■ Excerpted records:
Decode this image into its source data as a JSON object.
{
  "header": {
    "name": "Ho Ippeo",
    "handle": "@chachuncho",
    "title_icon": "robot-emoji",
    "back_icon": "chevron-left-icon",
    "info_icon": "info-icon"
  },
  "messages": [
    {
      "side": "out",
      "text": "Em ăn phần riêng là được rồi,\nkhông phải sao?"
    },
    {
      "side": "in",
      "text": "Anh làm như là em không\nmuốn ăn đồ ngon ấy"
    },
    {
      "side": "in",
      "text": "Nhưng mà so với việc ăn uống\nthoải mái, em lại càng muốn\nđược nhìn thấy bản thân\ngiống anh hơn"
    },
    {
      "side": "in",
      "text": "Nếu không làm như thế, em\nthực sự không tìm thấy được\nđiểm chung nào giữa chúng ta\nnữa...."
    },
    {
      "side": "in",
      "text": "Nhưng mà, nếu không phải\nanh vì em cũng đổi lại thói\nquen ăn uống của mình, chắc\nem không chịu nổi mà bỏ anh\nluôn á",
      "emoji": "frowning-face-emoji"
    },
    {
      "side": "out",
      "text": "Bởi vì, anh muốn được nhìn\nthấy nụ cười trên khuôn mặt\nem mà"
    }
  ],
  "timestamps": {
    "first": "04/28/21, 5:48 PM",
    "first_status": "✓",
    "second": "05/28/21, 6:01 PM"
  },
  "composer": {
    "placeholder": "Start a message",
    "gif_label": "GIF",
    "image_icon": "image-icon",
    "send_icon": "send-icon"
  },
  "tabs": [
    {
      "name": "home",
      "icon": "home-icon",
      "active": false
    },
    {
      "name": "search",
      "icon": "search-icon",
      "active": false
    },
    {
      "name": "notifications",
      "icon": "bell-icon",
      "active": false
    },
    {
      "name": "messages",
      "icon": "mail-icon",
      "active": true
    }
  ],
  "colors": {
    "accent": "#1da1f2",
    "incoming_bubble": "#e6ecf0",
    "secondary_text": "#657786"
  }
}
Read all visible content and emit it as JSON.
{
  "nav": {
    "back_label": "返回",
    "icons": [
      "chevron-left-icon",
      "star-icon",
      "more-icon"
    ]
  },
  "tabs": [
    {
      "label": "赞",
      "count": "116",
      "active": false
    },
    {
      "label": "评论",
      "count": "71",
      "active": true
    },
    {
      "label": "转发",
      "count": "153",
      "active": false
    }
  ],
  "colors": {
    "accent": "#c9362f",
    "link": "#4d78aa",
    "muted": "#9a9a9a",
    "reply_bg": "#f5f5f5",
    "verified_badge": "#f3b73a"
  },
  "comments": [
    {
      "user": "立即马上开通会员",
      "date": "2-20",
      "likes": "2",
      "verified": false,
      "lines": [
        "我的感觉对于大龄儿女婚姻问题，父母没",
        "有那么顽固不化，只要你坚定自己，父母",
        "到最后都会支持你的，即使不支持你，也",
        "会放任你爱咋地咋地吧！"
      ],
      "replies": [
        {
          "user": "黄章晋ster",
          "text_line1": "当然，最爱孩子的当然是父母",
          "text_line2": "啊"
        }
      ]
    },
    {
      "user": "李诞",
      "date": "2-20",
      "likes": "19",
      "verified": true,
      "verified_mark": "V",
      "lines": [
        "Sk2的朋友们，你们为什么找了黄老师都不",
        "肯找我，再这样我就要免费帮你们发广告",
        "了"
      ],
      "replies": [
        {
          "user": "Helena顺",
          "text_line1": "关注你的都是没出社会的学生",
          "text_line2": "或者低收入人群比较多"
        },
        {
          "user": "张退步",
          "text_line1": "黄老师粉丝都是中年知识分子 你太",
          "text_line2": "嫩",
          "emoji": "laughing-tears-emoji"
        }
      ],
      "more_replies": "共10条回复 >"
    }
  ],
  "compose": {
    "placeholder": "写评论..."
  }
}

■ Exercise details: Return every record, word for word.

■ Full solution:
Decode this image into its source data as a JSON object.
{
  "header": {
    "name": "Ho Ippeo",
    "handle": "@chachuncho",
    "title_icon": "robot-emoji",
    "back_icon": "chevron-left-icon",
    "info_icon": "info-icon"
  },
  "messages": [
    {
      "side": "out",
      "text": "Em ăn phần riêng là được rồi,\nkhông phải sao?"
    },
    {
      "side": "in",
      "text": "Anh làm như là em không\nmuốn ăn đồ ngon ấy"
    },
    {
      "side": "in",
      "text": "Nhưng mà so với việc ăn uống\nthoải mái, em lại càng muốn\nđược nhìn thấy bản thân\ngiống anh hơn"
    },
    {
      "side": "in",
      "text": "Nếu không làm như thế, em\nthực sự không tìm thấy được\nđiểm chung nào giữa chúng ta\nnữa...."
    },
    {
      "side": "in",
      "text": "Nhưng mà, nếu không phải\nanh vì em cũng đổi lại thói\nquen ăn uống của mình, chắc\nem không chịu nổi mà bỏ anh\nluôn á",
      "emoji": "frowning-face-emoji"
    },
    {
      "side": "out",
      "text": "Bởi vì, anh muốn được nhìn\nthấy nụ cười trên khuôn mặt\nem mà"
    }
  ],
  "timestamps": {
    "first": "04/28/21, 5:48 PM",
    "first_status": "✓",
    "second": "05/28/21, 6:01 PM"
  },
  "composer": {
    "placeholder": "Start a message",
    "gif_label": "GIF",
    "image_icon": "image-icon",
    "send_icon": "send-icon"
  },
  "tabs": [
    {
      "name": "home",
      "icon": "home-icon",
      "active": false
    },
    {
      "name": "search",
      "icon": "search-icon",
      "active": false
    },
    {
      "name": "notifications",
      "icon": "bell-icon",
      "active": false
    },
    {
      "name": "messages",
      "icon": "mail-icon",
      "active": true
    }
  ],
  "colors": {
    "accent": "#1da1f2",
    "incoming_bubble": "#e6ecf0",
    "secondary_text": "#657786"
  }
}
Read all visible content and emit it as JSON.
{
  "nav": {
    "back_label": "返回",
    "icons": [
      "chevron-left-icon",
      "star-icon",
      "more-icon"
    ]
  },
  "tabs": [
    {
      "label": "赞",
      "count": "116",
      "active": false
    },
    {
      "label": "评论",
      "count": "71",
      "active": true
    },
    {
      "label": "转发",
      "count": "153",
      "active": false
    }
  ],
  "colors": {
    "accent": "#c9362f",
    "link": "#4d78aa",
    "muted": "#9a9a9a",
    "reply_bg": "#f5f5f5",
    "verified_badge": "#f3b73a"
  },
  "comments": [
    {
      "user": "立即马上开通会员",
      "date": "2-20",
      "likes": "2",
      "verified": false,
      "lines": [
        "我的感觉对于大龄儿女婚姻问题，父母没",
        "有那么顽固不化，只要你坚定自己，父母",
        "到最后都会支持你的，即使不支持你，也",
        "会放任你爱咋地咋地吧！"
      ],
      "replies": [
        {
          "user": "黄章晋ster",
          "text_line1": "当然，最爱孩子的当然是父母",
          "text_line2": "啊"
        }
      ]
    },
    {
      "user": "李诞",
      "date": "2-20",
      "likes": "19",
      "verified": true,
      "verified_mark": "V",
      "lines": [
        "Sk2的朋友们，你们为什么找了黄老师都不",
        "肯找我，再这样我就要免费帮你们发广告",
        "了"
      ],
      "replies": [
        {
          "user": "Helena顺",
          "text_line1": "关注你的都是没出社会的学生",
          "text_line2": "或者低收入人群比较多"
        },
        {
          "user": "张退步",
          "text_line1": "黄老师粉丝都是中年知识分子 你太",
          "text_line2": "嫩",
          "emoji": "laughing-tears-emoji"
        }
      ],
      "more_replies": "共10条回复 >"
    }
  ],
  "compose": {
    "placeholder": "写评论..."
  }
}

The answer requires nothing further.